---- RECORDED INFORMATION

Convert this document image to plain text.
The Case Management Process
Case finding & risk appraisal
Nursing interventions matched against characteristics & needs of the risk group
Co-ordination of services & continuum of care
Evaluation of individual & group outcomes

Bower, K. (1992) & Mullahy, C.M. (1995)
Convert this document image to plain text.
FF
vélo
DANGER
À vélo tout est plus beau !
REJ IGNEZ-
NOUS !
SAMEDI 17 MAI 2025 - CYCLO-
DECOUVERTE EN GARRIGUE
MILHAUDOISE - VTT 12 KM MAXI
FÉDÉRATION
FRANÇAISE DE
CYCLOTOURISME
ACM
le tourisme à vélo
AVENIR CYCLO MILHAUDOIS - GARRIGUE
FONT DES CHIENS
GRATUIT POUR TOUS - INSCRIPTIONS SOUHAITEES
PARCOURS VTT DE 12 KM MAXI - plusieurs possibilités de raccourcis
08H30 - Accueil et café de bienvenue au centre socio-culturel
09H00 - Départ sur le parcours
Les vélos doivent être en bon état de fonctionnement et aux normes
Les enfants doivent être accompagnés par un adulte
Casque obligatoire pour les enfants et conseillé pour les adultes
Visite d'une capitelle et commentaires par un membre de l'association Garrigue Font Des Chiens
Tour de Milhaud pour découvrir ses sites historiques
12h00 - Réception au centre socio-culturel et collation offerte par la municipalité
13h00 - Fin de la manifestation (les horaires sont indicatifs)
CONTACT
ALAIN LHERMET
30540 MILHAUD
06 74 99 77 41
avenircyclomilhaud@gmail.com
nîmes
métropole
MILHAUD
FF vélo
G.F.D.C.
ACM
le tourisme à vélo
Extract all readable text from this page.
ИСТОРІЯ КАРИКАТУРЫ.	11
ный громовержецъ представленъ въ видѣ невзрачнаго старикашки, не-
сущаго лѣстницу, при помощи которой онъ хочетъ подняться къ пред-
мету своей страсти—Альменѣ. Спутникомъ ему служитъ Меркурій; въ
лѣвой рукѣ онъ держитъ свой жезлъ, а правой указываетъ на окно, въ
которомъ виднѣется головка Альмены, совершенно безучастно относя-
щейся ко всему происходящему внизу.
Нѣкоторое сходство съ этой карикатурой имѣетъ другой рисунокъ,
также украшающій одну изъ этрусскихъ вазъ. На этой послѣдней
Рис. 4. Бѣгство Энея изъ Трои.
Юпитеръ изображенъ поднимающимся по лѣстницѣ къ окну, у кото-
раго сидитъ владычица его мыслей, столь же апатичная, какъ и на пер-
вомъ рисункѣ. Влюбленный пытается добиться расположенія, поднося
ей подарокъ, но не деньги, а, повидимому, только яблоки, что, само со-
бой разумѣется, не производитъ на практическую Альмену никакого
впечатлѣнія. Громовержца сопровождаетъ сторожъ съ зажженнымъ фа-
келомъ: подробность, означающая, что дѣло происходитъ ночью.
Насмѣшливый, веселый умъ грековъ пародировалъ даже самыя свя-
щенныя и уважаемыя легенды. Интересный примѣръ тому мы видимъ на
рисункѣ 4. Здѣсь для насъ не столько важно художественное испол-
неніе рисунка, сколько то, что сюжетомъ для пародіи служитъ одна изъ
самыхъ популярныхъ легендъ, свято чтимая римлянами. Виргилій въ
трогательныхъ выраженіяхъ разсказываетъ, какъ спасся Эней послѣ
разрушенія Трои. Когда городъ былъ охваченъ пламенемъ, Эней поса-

--------

**SET PROBLEM:** Copy all lines of the listing above that contain the string "Трои".

**PROBLEM SOLUTION:**
Рис. 4. Бѣгство Энея изъ Трои.
разрушенія Трои. Когда городъ былъ охваченъ пламенемъ, Эней поса-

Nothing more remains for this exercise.